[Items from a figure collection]

◆ ◆ ◆ ◆

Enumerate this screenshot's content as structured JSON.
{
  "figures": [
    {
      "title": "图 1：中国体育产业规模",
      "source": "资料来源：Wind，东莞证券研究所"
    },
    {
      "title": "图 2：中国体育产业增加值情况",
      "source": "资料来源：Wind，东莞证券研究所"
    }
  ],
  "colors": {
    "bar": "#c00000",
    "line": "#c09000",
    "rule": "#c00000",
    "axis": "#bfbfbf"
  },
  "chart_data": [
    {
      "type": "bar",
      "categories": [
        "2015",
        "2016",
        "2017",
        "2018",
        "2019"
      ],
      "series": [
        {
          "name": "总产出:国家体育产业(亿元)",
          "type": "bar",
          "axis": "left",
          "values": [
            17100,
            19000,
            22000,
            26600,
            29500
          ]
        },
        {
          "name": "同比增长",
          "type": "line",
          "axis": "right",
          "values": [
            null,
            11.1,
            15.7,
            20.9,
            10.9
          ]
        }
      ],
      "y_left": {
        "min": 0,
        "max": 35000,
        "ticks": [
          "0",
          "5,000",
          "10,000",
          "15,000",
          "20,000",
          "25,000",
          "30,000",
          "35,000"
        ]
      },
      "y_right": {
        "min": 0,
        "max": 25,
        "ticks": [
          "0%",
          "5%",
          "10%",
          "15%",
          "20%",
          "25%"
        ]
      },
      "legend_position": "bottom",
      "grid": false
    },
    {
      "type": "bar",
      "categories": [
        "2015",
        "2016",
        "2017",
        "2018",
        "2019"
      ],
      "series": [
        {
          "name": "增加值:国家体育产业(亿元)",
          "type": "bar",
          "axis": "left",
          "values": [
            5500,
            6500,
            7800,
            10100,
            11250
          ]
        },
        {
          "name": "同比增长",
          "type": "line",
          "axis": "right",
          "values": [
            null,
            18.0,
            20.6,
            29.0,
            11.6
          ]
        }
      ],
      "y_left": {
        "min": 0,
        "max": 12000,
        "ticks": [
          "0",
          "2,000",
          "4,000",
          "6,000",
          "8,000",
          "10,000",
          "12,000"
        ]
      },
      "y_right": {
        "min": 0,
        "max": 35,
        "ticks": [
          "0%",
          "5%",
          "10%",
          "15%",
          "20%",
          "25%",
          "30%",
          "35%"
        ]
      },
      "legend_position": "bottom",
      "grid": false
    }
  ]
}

◆ ◆ ◆ ◆

* _SET EXERCISE_
Find the lines with the string "title" and reproduce them.

* _WRITTEN RESPONSE_
      "title": "图 1：中国体育产业规模",
      "title": "图 2：中国体育产业增加值情况",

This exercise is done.